• DATASET EXTRACT
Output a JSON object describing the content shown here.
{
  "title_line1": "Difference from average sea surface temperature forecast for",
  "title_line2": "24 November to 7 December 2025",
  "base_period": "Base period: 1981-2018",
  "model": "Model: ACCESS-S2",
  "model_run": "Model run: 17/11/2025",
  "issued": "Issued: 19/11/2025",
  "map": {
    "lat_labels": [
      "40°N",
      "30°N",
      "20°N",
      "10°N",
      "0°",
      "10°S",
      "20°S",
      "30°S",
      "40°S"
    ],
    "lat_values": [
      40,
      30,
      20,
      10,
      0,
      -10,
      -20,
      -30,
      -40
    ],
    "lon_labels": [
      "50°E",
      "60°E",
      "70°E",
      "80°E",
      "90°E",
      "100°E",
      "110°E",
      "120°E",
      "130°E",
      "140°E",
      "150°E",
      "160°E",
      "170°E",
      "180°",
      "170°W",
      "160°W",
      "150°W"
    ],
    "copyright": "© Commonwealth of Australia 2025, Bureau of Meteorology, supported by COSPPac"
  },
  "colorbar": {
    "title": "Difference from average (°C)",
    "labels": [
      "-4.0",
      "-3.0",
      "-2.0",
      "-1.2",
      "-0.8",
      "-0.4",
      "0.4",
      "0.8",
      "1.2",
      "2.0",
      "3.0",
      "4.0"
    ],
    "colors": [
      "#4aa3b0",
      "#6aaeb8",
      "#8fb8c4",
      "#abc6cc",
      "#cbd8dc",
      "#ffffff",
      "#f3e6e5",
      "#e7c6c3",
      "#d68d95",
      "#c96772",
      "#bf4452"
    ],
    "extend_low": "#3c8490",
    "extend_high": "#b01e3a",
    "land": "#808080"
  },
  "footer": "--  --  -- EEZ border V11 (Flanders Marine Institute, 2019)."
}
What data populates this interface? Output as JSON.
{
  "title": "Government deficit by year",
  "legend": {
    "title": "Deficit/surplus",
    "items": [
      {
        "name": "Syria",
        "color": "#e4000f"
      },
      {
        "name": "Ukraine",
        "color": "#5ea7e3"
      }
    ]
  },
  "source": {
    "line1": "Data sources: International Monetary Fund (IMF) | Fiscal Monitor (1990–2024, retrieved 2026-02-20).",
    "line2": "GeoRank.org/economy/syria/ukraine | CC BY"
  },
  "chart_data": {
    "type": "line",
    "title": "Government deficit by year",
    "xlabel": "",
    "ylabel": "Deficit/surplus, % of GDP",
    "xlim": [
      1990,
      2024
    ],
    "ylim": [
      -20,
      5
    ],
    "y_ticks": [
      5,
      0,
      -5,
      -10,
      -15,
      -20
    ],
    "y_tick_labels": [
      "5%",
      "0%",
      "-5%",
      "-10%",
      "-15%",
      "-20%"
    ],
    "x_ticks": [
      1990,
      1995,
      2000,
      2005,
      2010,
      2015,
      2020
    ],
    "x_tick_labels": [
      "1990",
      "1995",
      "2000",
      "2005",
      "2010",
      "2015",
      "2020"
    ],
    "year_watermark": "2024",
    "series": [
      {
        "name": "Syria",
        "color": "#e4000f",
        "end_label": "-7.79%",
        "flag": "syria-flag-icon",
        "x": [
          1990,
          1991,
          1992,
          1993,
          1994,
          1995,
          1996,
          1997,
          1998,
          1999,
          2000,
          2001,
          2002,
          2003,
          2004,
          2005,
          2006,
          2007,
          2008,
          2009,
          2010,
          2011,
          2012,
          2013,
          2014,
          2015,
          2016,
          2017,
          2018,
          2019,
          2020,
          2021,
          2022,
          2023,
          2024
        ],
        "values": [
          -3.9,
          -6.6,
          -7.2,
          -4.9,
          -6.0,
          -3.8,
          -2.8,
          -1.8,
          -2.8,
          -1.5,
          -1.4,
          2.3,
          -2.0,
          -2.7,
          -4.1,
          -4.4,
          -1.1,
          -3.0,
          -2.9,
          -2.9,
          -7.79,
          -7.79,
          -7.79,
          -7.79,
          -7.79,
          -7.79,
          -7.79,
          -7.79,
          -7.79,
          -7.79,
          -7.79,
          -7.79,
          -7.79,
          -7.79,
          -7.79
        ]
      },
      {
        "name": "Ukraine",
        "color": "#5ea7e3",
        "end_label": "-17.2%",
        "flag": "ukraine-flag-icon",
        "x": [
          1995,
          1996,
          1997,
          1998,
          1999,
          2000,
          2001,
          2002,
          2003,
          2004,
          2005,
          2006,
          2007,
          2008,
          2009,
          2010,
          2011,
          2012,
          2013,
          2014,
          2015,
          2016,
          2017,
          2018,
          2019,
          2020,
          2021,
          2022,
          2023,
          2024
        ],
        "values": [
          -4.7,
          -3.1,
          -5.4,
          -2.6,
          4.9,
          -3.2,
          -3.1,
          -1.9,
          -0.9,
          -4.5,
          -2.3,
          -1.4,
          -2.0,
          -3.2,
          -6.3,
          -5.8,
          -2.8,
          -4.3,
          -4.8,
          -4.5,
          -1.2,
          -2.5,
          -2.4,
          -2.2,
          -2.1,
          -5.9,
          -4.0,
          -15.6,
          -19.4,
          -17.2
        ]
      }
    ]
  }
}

• BRIEF
Copy each line of the entries that includes the word "Government".

• OUTPUT OF THE TASK
  "title": "Government deficit by year",
    "title": "Government deficit by year",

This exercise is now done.